**GIVEN DATA:**
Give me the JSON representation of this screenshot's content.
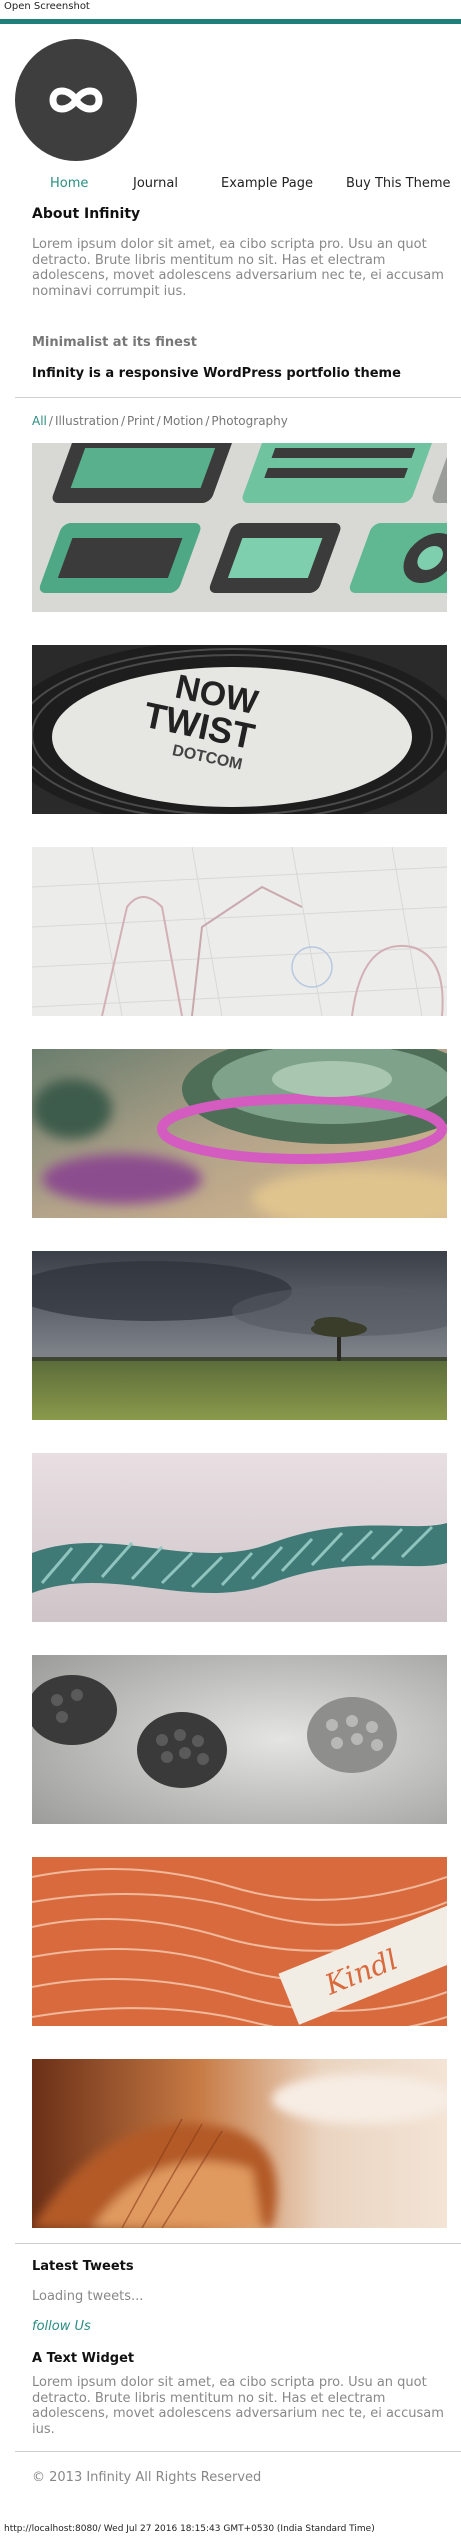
{
  "toolbar": {
    "open_screenshot": "Open Screenshot"
  },
  "site": {
    "logo_icon": "infinity-icon"
  },
  "nav": {
    "items": [
      {
        "label": "Home"
      },
      {
        "label": "Journal"
      },
      {
        "label": "Example Page"
      },
      {
        "label": "Buy This Theme"
      }
    ]
  },
  "about": {
    "title": "About Infinity",
    "text": "Lorem ipsum dolor sit amet, ea cibo scripta pro. Usu an quot detracto. Brute libris mentitum no sit. Has et electram adolescens, movet adolescens adversarium nec te, ei accusam nominavi corrumpit ius."
  },
  "intro": {
    "subtitle": "Minimalist at its finest",
    "tagline": "Infinity is a responsive WordPress portfolio theme"
  },
  "filters": {
    "items": [
      {
        "label": "All"
      },
      {
        "label": "Illustration"
      },
      {
        "label": "Print"
      },
      {
        "label": "Motion"
      },
      {
        "label": "Photography"
      }
    ],
    "separator": "/"
  },
  "sidebar": {
    "latest_tweets": "Latest Tweets",
    "loading": "Loading tweets...",
    "follow": "follow Us",
    "widget_title": "A Text Widget",
    "widget_text": "Lorem ipsum dolor sit amet, ea cibo scripta pro. Usu an quot detracto. Brute libris mentitum no sit. Has et electram adolescens, movet adolescens adversarium nec te, ei accusam ius."
  },
  "footer": {
    "copyright": "© 2013 Infinity All Rights Reserved"
  },
  "status": {
    "text": "http://localhost:8080/ Wed Jul 27 2016 18:15:43 GMT+0530 (India Standard Time)"
  },
  "portfolio": {
    "thumb2": {
      "line1": "NOW",
      "line2": "TWIST",
      "line3": "DOTCOM"
    },
    "thumb8": {
      "word": "Kindl"
    }
  }
}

**REQUIRED TASK:** Above is a listing; report how many of its lines include the word "dolor", giving the number only.

**COMPLETED TASK:** 2